▶ The request:
Below are records. Copy every line with "this" in it.

::: Extracted records :::

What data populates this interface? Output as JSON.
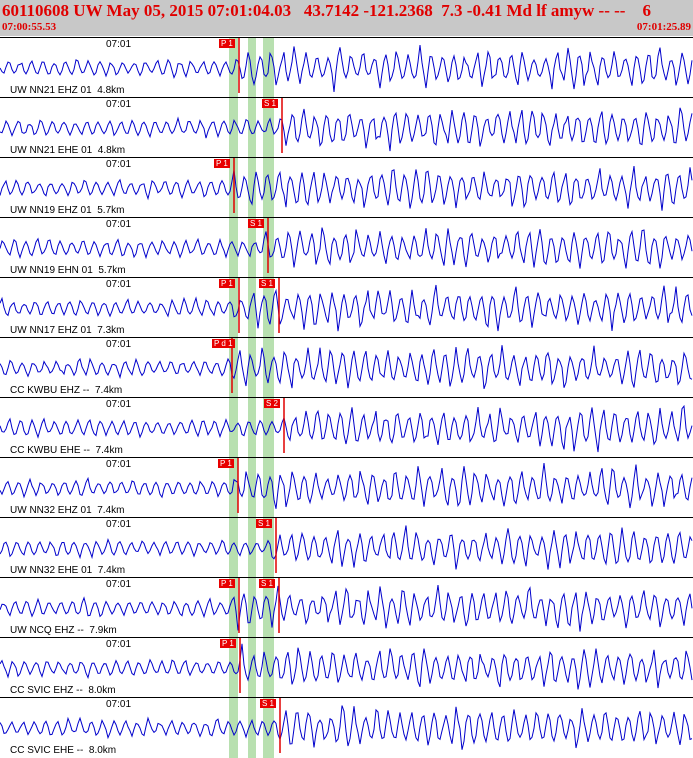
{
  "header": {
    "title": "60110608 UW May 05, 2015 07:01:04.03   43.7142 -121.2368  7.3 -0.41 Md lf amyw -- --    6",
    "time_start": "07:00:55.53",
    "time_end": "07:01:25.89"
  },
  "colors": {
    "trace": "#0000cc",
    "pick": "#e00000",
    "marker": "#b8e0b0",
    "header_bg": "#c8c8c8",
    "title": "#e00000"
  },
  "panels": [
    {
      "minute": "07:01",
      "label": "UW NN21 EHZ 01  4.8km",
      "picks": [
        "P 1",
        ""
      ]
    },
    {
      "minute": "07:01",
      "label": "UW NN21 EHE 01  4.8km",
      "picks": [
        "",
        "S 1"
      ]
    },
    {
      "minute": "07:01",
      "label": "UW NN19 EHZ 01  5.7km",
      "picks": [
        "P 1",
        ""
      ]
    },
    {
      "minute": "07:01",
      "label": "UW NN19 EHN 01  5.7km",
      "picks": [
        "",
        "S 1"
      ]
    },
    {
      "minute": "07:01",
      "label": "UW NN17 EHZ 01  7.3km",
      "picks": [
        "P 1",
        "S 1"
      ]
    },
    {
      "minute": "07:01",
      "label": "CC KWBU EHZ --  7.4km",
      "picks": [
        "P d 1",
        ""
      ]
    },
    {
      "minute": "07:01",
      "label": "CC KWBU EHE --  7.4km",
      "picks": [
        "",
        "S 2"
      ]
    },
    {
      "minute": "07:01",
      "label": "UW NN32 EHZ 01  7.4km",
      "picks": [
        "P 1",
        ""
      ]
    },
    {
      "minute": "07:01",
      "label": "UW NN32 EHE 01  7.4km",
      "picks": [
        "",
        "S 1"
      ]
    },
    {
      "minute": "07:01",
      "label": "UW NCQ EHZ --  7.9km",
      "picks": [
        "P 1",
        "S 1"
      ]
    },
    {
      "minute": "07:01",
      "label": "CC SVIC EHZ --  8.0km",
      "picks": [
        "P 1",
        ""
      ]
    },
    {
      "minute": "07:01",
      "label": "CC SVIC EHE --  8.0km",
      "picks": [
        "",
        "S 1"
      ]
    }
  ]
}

:::
::: Extracted records :::

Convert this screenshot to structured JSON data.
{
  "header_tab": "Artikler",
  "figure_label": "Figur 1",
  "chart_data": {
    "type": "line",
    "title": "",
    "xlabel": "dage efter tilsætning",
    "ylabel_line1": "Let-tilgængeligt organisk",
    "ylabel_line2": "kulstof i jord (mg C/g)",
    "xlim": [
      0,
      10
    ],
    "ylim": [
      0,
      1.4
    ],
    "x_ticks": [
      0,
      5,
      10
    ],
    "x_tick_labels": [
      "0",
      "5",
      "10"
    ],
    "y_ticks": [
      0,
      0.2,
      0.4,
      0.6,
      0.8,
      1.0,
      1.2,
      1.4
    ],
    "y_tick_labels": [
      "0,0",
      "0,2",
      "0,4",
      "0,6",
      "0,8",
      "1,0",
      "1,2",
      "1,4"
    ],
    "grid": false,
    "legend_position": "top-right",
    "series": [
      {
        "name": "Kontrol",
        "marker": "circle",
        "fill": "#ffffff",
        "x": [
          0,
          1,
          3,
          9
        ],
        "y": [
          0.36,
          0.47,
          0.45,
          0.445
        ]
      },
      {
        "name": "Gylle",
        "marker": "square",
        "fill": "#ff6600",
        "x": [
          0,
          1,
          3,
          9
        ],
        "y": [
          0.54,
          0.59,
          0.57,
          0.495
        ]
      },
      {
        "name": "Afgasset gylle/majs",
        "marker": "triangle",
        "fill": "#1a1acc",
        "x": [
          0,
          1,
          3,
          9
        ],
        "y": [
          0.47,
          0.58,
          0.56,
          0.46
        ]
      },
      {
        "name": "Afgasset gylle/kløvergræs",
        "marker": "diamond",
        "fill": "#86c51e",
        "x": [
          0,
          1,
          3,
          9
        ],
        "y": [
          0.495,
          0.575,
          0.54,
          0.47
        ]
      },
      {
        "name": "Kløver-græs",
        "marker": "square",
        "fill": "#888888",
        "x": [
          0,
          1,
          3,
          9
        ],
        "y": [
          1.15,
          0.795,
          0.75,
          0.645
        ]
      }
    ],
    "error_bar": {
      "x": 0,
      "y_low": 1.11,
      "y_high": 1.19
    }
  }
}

:::

▶ Finished exercise:
What data populates this interface? Output as JSON.
Convert this screenshot to structured JSON data.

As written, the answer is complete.